Element location listings
+ + + +
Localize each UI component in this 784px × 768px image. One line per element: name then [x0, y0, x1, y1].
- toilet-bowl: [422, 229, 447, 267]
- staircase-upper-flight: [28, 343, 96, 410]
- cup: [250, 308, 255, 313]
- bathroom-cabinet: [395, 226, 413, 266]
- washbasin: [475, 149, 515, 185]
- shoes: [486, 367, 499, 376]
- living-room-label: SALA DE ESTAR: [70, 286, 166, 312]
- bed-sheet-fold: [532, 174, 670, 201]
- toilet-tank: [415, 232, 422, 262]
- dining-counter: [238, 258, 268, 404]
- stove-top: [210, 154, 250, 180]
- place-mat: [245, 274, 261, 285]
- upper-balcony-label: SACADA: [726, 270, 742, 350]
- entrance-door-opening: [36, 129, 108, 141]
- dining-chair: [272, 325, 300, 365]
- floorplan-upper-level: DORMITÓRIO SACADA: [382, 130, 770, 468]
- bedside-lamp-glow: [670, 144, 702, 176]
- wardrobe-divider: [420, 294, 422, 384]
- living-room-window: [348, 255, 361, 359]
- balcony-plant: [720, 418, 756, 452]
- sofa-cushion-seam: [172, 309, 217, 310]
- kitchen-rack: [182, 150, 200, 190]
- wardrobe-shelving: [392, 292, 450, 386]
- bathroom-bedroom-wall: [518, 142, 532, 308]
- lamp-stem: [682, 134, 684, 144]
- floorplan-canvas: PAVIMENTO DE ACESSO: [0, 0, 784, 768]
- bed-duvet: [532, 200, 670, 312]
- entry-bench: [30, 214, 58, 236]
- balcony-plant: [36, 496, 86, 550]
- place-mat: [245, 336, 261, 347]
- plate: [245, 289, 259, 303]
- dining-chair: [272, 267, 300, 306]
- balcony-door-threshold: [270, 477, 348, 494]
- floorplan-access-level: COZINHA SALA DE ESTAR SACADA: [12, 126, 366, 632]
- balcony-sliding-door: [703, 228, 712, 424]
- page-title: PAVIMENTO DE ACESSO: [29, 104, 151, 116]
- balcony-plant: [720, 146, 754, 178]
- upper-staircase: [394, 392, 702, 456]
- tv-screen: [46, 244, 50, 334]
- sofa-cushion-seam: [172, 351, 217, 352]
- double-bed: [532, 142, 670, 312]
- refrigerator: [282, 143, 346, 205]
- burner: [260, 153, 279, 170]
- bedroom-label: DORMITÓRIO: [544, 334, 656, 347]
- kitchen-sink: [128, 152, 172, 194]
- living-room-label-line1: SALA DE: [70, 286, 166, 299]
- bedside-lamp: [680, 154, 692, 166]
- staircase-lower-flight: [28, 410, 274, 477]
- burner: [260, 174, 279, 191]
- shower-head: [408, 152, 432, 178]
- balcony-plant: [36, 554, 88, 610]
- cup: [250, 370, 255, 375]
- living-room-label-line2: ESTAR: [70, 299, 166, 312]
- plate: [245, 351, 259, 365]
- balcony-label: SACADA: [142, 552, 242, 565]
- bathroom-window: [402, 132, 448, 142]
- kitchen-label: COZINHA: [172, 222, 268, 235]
+ + + +
CHALLENGE
Copy all of the data above line for line, with no changes.

OUTPUT OF THE TASK
Localize each UI component in this 784px × 768px image. One line per element: name then [x0, y0, x1, y1].
- toilet-bowl: [422, 229, 447, 267]
- staircase-upper-flight: [28, 343, 96, 410]
- cup: [250, 308, 255, 313]
- bathroom-cabinet: [395, 226, 413, 266]
- washbasin: [475, 149, 515, 185]
- shoes: [486, 367, 499, 376]
- living-room-label: SALA DE ESTAR: [70, 286, 166, 312]
- bed-sheet-fold: [532, 174, 670, 201]
- toilet-tank: [415, 232, 422, 262]
- dining-counter: [238, 258, 268, 404]
- stove-top: [210, 154, 250, 180]
- place-mat: [245, 274, 261, 285]
- upper-balcony-label: SACADA: [726, 270, 742, 350]
- entrance-door-opening: [36, 129, 108, 141]
- dining-chair: [272, 325, 300, 365]
- floorplan-upper-level: DORMITÓRIO SACADA: [382, 130, 770, 468]
- bedside-lamp-glow: [670, 144, 702, 176]
- wardrobe-divider: [420, 294, 422, 384]
- living-room-window: [348, 255, 361, 359]
- balcony-plant: [720, 418, 756, 452]
- sofa-cushion-seam: [172, 309, 217, 310]
- kitchen-rack: [182, 150, 200, 190]
- wardrobe-shelving: [392, 292, 450, 386]
- bathroom-bedroom-wall: [518, 142, 532, 308]
- lamp-stem: [682, 134, 684, 144]
- floorplan-canvas: PAVIMENTO DE ACESSO: [0, 0, 784, 768]
- bed-duvet: [532, 200, 670, 312]
- entry-bench: [30, 214, 58, 236]
- balcony-plant: [36, 496, 86, 550]
- place-mat: [245, 336, 261, 347]
- plate: [245, 289, 259, 303]
- dining-chair: [272, 267, 300, 306]
- balcony-door-threshold: [270, 477, 348, 494]
- floorplan-access-level: COZINHA SALA DE ESTAR SACADA: [12, 126, 366, 632]
- balcony-sliding-door: [703, 228, 712, 424]
- page-title: PAVIMENTO DE ACESSO: [29, 104, 151, 116]
- balcony-plant: [720, 146, 754, 178]
- upper-staircase: [394, 392, 702, 456]
- tv-screen: [46, 244, 50, 334]
- sofa-cushion-seam: [172, 351, 217, 352]
- double-bed: [532, 142, 670, 312]
- refrigerator: [282, 143, 346, 205]
- burner: [260, 153, 279, 170]
- bedroom-label: DORMITÓRIO: [544, 334, 656, 347]
- kitchen-sink: [128, 152, 172, 194]
- living-room-label-line1: SALA DE: [70, 286, 166, 299]
- bedside-lamp: [680, 154, 692, 166]
- staircase-lower-flight: [28, 410, 274, 477]
- burner: [260, 174, 279, 191]
- shower-head: [408, 152, 432, 178]
- balcony-plant: [36, 554, 88, 610]
- cup: [250, 370, 255, 375]
- living-room-label-line2: ESTAR: [70, 299, 166, 312]
- plate: [245, 351, 259, 365]
- balcony-label: SACADA: [142, 552, 242, 565]
- bathroom-window: [402, 132, 448, 142]
- kitchen-label: COZINHA: [172, 222, 268, 235]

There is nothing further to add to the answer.